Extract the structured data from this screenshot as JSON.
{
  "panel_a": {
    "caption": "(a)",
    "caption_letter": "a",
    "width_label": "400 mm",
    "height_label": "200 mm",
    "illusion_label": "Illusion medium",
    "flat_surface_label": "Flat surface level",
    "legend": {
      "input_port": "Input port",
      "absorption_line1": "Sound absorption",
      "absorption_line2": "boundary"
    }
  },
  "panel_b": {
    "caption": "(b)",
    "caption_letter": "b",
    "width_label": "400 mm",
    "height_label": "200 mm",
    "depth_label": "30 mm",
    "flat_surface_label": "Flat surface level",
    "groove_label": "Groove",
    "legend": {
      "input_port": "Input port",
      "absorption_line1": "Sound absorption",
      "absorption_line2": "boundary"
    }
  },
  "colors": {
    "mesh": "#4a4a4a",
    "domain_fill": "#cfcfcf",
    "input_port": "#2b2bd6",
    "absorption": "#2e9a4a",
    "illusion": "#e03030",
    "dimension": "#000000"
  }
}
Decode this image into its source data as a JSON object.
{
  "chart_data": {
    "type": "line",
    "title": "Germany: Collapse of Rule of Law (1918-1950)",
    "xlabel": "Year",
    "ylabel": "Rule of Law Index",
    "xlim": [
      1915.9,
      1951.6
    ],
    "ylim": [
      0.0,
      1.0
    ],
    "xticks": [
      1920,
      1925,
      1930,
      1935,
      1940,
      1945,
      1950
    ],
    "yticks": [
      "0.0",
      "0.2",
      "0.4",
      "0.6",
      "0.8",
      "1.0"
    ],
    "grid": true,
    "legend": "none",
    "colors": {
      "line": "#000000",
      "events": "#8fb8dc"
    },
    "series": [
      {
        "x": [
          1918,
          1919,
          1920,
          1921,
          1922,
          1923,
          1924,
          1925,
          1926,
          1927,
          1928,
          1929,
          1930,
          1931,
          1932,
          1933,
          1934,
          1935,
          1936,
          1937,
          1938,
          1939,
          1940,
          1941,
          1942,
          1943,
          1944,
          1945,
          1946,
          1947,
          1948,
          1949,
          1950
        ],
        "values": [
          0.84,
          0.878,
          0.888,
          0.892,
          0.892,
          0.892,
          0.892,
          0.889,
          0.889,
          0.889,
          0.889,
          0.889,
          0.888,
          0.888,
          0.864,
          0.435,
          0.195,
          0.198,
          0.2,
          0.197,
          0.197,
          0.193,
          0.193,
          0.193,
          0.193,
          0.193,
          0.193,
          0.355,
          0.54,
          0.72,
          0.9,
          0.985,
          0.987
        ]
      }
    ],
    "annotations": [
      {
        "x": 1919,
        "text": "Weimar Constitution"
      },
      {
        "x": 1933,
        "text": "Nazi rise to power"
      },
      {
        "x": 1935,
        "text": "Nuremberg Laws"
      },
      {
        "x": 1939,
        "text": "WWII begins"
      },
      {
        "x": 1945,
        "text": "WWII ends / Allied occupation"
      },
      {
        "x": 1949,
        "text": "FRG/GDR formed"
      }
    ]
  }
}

__Given task__. Reproduce the data in full, exactly as presented.

__Task response__.
Extract the structured data from this screenshot as JSON.
{
  "panel_a": {
    "caption": "(a)",
    "caption_letter": "a",
    "width_label": "400 mm",
    "height_label": "200 mm",
    "illusion_label": "Illusion medium",
    "flat_surface_label": "Flat surface level",
    "legend": {
      "input_port": "Input port",
      "absorption_line1": "Sound absorption",
      "absorption_line2": "boundary"
    }
  },
  "panel_b": {
    "caption": "(b)",
    "caption_letter": "b",
    "width_label": "400 mm",
    "height_label": "200 mm",
    "depth_label": "30 mm",
    "flat_surface_label": "Flat surface level",
    "groove_label": "Groove",
    "legend": {
      "input_port": "Input port",
      "absorption_line1": "Sound absorption",
      "absorption_line2": "boundary"
    }
  },
  "colors": {
    "mesh": "#4a4a4a",
    "domain_fill": "#cfcfcf",
    "input_port": "#2b2bd6",
    "absorption": "#2e9a4a",
    "illusion": "#e03030",
    "dimension": "#000000"
  }
}
Decode this image into its source data as a JSON object.
{
  "chart_data": {
    "type": "line",
    "title": "Germany: Collapse of Rule of Law (1918-1950)",
    "xlabel": "Year",
    "ylabel": "Rule of Law Index",
    "xlim": [
      1915.9,
      1951.6
    ],
    "ylim": [
      0.0,
      1.0
    ],
    "xticks": [
      1920,
      1925,
      1930,
      1935,
      1940,
      1945,
      1950
    ],
    "yticks": [
      "0.0",
      "0.2",
      "0.4",
      "0.6",
      "0.8",
      "1.0"
    ],
    "grid": true,
    "legend": "none",
    "colors": {
      "line": "#000000",
      "events": "#8fb8dc"
    },
    "series": [
      {
        "x": [
          1918,
          1919,
          1920,
          1921,
          1922,
          1923,
          1924,
          1925,
          1926,
          1927,
          1928,
          1929,
          1930,
          1931,
          1932,
          1933,
          1934,
          1935,
          1936,
          1937,
          1938,
          1939,
          1940,
          1941,
          1942,
          1943,
          1944,
          1945,
          1946,
          1947,
          1948,
          1949,
          1950
        ],
        "values": [
          0.84,
          0.878,
          0.888,
          0.892,
          0.892,
          0.892,
          0.892,
          0.889,
          0.889,
          0.889,
          0.889,
          0.889,
          0.888,
          0.888,
          0.864,
          0.435,
          0.195,
          0.198,
          0.2,
          0.197,
          0.197,
          0.193,
          0.193,
          0.193,
          0.193,
          0.193,
          0.193,
          0.355,
          0.54,
          0.72,
          0.9,
          0.985,
          0.987
        ]
      }
    ],
    "annotations": [
      {
        "x": 1919,
        "text": "Weimar Constitution"
      },
      {
        "x": 1933,
        "text": "Nazi rise to power"
      },
      {
        "x": 1935,
        "text": "Nuremberg Laws"
      },
      {
        "x": 1939,
        "text": "WWII begins"
      },
      {
        "x": 1945,
        "text": "WWII ends / Allied occupation"
      },
      {
        "x": 1949,
        "text": "FRG/GDR formed"
      }
    ]
  }
}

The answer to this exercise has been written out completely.